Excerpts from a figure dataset
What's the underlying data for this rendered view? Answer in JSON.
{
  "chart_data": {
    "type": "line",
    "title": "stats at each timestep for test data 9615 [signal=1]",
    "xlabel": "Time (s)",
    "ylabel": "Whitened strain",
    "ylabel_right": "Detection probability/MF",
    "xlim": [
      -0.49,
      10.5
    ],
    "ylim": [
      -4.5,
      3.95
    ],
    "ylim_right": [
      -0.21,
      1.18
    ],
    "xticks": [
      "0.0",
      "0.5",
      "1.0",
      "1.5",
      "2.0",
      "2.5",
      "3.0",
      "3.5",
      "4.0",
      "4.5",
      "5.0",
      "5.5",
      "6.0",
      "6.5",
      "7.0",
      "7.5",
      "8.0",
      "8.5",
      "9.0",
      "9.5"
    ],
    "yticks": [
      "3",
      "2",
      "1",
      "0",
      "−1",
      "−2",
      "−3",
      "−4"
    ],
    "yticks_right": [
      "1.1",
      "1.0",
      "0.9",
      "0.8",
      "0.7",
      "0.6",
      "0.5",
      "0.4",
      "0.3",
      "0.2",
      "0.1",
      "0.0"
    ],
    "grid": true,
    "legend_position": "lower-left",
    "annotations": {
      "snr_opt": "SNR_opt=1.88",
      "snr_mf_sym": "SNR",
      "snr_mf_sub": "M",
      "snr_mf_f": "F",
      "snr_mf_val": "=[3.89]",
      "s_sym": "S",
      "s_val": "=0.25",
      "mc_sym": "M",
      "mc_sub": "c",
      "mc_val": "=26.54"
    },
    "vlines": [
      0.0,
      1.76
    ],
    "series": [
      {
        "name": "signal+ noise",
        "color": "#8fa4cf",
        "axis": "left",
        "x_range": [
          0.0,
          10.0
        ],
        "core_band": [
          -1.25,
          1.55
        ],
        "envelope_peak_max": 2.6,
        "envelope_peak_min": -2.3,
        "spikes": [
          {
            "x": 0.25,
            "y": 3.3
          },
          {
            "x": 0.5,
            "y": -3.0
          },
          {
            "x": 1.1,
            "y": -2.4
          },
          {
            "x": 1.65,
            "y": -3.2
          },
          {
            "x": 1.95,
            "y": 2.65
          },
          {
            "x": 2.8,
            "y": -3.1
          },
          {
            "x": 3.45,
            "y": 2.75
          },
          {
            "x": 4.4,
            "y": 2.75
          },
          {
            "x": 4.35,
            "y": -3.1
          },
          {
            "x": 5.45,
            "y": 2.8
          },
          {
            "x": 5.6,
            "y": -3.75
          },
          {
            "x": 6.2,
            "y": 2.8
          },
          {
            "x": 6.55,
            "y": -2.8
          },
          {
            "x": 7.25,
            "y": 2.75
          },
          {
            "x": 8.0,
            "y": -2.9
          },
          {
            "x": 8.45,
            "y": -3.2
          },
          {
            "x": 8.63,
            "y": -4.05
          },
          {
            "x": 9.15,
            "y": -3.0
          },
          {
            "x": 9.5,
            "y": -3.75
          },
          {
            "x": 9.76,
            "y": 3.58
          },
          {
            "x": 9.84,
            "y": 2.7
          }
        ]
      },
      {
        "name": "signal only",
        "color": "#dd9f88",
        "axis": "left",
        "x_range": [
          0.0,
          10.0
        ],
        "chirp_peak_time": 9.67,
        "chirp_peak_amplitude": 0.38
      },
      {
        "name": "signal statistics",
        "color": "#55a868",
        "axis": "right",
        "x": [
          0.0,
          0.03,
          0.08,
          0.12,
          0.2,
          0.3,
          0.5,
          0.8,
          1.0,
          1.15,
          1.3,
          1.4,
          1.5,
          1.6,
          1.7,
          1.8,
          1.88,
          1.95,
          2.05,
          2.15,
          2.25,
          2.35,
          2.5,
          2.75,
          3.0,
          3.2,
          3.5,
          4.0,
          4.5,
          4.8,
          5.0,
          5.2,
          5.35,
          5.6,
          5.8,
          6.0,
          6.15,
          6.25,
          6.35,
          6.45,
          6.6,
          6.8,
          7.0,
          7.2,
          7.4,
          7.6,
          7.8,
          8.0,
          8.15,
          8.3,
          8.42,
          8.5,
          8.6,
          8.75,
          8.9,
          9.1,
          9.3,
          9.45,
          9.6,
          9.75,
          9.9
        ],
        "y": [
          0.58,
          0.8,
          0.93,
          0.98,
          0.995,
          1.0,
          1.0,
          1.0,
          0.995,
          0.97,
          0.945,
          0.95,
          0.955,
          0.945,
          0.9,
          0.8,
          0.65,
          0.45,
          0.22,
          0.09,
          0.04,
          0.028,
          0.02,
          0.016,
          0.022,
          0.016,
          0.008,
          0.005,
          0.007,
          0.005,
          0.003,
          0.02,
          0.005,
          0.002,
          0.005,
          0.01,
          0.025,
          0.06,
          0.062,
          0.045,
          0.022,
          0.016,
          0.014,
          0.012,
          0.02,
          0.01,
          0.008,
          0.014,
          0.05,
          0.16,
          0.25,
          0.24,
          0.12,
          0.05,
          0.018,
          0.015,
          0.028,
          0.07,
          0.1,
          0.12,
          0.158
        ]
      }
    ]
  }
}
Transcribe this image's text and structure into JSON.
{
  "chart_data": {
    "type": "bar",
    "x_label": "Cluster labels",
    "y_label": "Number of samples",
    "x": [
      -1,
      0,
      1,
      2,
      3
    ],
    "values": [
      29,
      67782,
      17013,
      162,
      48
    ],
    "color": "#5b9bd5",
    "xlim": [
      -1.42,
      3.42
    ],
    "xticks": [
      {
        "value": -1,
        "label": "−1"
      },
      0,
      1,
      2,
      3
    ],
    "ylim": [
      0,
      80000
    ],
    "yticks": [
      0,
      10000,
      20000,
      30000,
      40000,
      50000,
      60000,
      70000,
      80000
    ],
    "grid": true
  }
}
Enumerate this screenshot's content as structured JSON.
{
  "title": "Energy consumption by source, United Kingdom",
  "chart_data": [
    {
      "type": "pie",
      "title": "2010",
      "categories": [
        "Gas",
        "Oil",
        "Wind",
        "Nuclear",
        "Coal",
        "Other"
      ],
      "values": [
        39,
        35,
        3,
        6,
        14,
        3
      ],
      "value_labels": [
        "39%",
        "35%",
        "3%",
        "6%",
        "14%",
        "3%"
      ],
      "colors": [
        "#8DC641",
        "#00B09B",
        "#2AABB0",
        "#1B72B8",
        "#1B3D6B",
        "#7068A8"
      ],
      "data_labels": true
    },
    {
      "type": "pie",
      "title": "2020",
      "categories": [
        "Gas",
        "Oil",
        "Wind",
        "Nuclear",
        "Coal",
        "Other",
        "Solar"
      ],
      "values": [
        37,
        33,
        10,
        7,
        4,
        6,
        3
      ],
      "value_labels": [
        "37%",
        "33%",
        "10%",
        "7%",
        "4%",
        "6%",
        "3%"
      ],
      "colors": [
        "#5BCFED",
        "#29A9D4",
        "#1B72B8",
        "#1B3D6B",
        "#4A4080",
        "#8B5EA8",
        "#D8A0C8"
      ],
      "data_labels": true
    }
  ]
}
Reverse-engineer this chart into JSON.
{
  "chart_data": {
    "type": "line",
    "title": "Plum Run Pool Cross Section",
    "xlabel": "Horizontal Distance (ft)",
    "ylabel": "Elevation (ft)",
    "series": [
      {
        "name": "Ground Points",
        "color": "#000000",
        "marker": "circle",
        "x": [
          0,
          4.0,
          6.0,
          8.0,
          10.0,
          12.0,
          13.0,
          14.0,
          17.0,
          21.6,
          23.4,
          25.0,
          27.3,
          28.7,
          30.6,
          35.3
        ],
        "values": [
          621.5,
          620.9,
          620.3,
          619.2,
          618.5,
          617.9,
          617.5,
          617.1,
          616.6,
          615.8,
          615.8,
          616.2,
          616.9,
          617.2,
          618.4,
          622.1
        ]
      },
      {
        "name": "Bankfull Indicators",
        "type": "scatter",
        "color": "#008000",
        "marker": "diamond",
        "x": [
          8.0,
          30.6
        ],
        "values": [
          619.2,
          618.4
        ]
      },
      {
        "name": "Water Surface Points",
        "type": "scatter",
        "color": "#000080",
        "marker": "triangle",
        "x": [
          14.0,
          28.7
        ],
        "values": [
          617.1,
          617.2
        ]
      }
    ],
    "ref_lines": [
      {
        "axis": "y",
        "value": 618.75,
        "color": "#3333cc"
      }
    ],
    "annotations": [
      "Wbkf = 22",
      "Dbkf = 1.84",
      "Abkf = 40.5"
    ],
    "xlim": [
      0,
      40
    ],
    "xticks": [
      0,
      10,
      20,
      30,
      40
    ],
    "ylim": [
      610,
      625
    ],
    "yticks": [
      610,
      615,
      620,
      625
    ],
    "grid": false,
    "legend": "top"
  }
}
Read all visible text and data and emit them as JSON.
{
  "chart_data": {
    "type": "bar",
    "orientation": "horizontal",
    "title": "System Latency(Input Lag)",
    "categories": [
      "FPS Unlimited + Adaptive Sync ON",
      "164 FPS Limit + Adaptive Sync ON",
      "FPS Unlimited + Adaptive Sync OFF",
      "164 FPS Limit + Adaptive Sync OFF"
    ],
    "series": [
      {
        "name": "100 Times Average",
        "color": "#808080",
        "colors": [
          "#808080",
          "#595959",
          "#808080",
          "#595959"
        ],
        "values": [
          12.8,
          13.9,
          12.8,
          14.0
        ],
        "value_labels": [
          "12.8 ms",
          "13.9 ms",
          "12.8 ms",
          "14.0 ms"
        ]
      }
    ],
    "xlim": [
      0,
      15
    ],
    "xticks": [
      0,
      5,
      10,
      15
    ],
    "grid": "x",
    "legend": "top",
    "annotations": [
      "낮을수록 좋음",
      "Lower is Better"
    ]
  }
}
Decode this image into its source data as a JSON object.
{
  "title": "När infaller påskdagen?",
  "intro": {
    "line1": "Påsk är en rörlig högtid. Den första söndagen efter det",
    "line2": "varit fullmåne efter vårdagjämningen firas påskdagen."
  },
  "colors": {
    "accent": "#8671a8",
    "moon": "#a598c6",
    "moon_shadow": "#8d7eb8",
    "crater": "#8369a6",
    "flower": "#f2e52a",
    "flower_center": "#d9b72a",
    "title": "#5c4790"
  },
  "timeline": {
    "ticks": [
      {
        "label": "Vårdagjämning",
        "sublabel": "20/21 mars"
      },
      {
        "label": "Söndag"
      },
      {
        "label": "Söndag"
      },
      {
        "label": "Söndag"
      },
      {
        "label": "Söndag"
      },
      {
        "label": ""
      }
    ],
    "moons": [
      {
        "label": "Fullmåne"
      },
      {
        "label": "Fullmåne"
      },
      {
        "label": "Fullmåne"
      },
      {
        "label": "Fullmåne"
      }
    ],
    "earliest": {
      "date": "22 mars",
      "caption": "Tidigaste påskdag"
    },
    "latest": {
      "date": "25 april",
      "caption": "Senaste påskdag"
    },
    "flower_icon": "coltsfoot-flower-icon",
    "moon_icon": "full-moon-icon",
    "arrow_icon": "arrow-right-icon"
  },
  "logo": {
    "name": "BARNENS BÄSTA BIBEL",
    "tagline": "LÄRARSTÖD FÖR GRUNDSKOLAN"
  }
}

SET EXERCISE ->
Check every line of the data, and copy the ones that contain "påskdagen".

EXERCISE SOLUTION ->
  "title": "När infaller påskdagen?",
    "line2": "varit fullmåne efter vårdagjämningen firas påskdagen."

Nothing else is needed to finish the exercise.